Instructions to follow: All entries are to be quoted exactly; the images stay out of the copy.

Dataset excerpts:
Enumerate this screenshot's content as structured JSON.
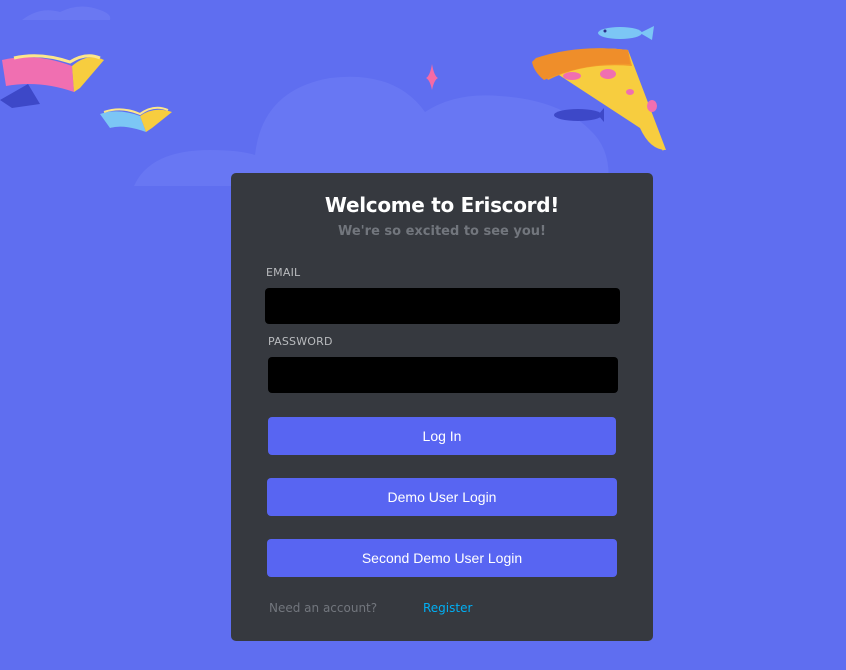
{
  "login": {
    "title": "Welcome to Eriscord!",
    "subtitle": "We're so excited to see you!",
    "email_label": "EMAIL",
    "email_value": "",
    "password_label": "PASSWORD",
    "password_value": "",
    "login_button": "Log In",
    "demo_button": "Demo User Login",
    "second_demo_button": "Second Demo User Login",
    "need_account": "Need an account?",
    "register_link": "Register"
  },
  "decorations": {
    "icons": [
      "cloud-icon",
      "book-icon",
      "sparkle-icon",
      "fish-icon",
      "pizza-icon"
    ]
  },
  "colors": {
    "background": "#5f6ef0",
    "card": "#36393f",
    "button": "#5865f2",
    "link": "#00aff4"
  }
}
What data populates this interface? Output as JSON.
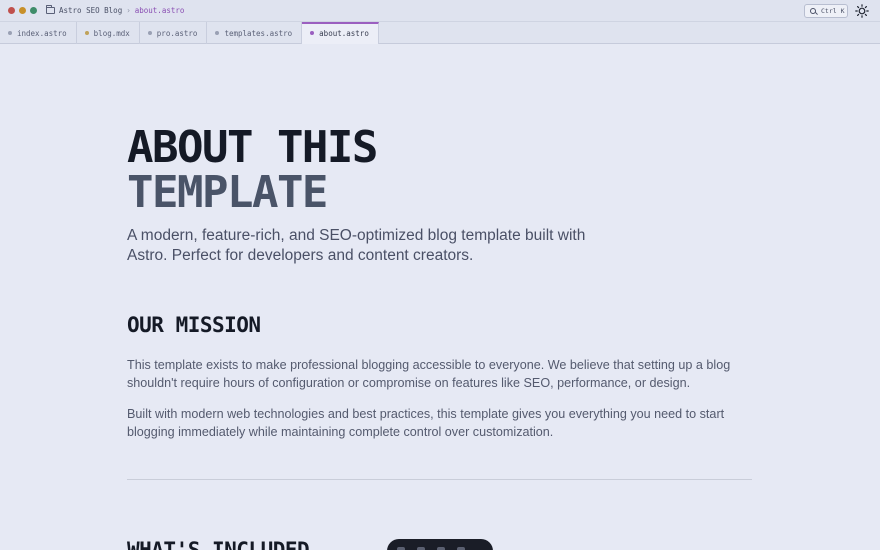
{
  "titlebar": {
    "project": "Astro SEO Blog",
    "separator": "›",
    "current_file": "about.astro",
    "search_label": "Ctrl K"
  },
  "tabs": [
    {
      "label": "index.astro",
      "active": false
    },
    {
      "label": "blog.mdx",
      "active": false
    },
    {
      "label": "pro.astro",
      "active": false
    },
    {
      "label": "templates.astro",
      "active": false
    },
    {
      "label": "about.astro",
      "active": true
    }
  ],
  "page": {
    "title_line1": "ABOUT THIS",
    "title_line2": "TEMPLATE",
    "lede": "A modern, feature-rich, and SEO-optimized blog template built with Astro. Perfect for developers and content creators.",
    "mission_heading": "OUR MISSION",
    "mission_p1": "This template exists to make professional blogging accessible to everyone. We believe that setting up a blog shouldn't require hours of configuration or compromise on features like SEO, performance, or design.",
    "mission_p2": "Built with modern web technologies and best practices, this template gives you everything you need to start blogging immediately while maintaining complete control over customization.",
    "included_heading": "WHAT'S INCLUDED"
  },
  "colors": {
    "background": "#e6e9f4",
    "accent": "#9b5fc0",
    "heading": "#151a26",
    "heading_secondary": "#4a5468"
  },
  "icons": {
    "folder": "folder-icon",
    "search": "search-icon",
    "theme": "sun-icon"
  }
}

Worked answer:
Enumerate this screenshot's content as structured JSON.
{
  "login": {
    "title": "Welcome to Eriscord!",
    "subtitle": "We're so excited to see you!",
    "email_label": "EMAIL",
    "email_value": "",
    "password_label": "PASSWORD",
    "password_value": "",
    "login_button": "Log In",
    "demo_button": "Demo User Login",
    "second_demo_button": "Second Demo User Login",
    "need_account": "Need an account?",
    "register_link": "Register"
  },
  "decorations": {
    "icons": [
      "cloud-icon",
      "book-icon",
      "sparkle-icon",
      "fish-icon",
      "pizza-icon"
    ]
  },
  "colors": {
    "background": "#5f6ef0",
    "card": "#36393f",
    "button": "#5865f2",
    "link": "#00aff4"
  }
}
What data populates this interface? Output as JSON.
{
  "titlebar": {
    "project": "Astro SEO Blog",
    "separator": "›",
    "current_file": "about.astro",
    "search_label": "Ctrl K"
  },
  "tabs": [
    {
      "label": "index.astro",
      "active": false
    },
    {
      "label": "blog.mdx",
      "active": false
    },
    {
      "label": "pro.astro",
      "active": false
    },
    {
      "label": "templates.astro",
      "active": false
    },
    {
      "label": "about.astro",
      "active": true
    }
  ],
  "page": {
    "title_line1": "ABOUT THIS",
    "title_line2": "TEMPLATE",
    "lede": "A modern, feature-rich, and SEO-optimized blog template built with Astro. Perfect for developers and content creators.",
    "mission_heading": "OUR MISSION",
    "mission_p1": "This template exists to make professional blogging accessible to everyone. We believe that setting up a blog shouldn't require hours of configuration or compromise on features like SEO, performance, or design.",
    "mission_p2": "Built with modern web technologies and best practices, this template gives you everything you need to start blogging immediately while maintaining complete control over customization.",
    "included_heading": "WHAT'S INCLUDED"
  },
  "colors": {
    "background": "#e6e9f4",
    "accent": "#9b5fc0",
    "heading": "#151a26",
    "heading_secondary": "#4a5468"
  },
  "icons": {
    "folder": "folder-icon",
    "search": "search-icon",
    "theme": "sun-icon"
  }
}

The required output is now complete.